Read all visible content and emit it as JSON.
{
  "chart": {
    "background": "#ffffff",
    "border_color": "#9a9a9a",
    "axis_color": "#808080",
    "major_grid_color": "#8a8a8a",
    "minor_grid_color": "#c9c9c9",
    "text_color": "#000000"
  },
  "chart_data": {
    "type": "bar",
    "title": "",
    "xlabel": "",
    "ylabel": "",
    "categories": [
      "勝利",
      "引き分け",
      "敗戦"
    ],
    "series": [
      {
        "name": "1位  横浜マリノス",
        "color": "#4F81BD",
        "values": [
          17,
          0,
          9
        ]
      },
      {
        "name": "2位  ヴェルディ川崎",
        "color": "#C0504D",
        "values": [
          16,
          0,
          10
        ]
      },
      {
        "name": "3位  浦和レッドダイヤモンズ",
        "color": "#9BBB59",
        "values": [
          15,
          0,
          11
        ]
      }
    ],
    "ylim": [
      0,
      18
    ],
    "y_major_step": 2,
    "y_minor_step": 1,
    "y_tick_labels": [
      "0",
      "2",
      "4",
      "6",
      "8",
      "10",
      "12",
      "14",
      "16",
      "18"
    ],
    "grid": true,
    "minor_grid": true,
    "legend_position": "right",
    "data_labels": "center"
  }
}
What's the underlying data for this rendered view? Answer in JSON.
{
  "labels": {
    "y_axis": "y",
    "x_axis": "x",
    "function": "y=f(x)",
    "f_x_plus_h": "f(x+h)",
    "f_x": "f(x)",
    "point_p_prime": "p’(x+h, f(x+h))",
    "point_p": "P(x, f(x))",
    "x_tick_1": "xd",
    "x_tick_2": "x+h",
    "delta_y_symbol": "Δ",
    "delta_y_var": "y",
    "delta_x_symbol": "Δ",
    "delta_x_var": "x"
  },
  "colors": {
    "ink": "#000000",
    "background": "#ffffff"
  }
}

════

▸ **Objective**:
Look through the entries above; copy every line holding the string "ffffff".

▸ **The result**:
    "background": "#ffffff",
    "background": "#ffffff"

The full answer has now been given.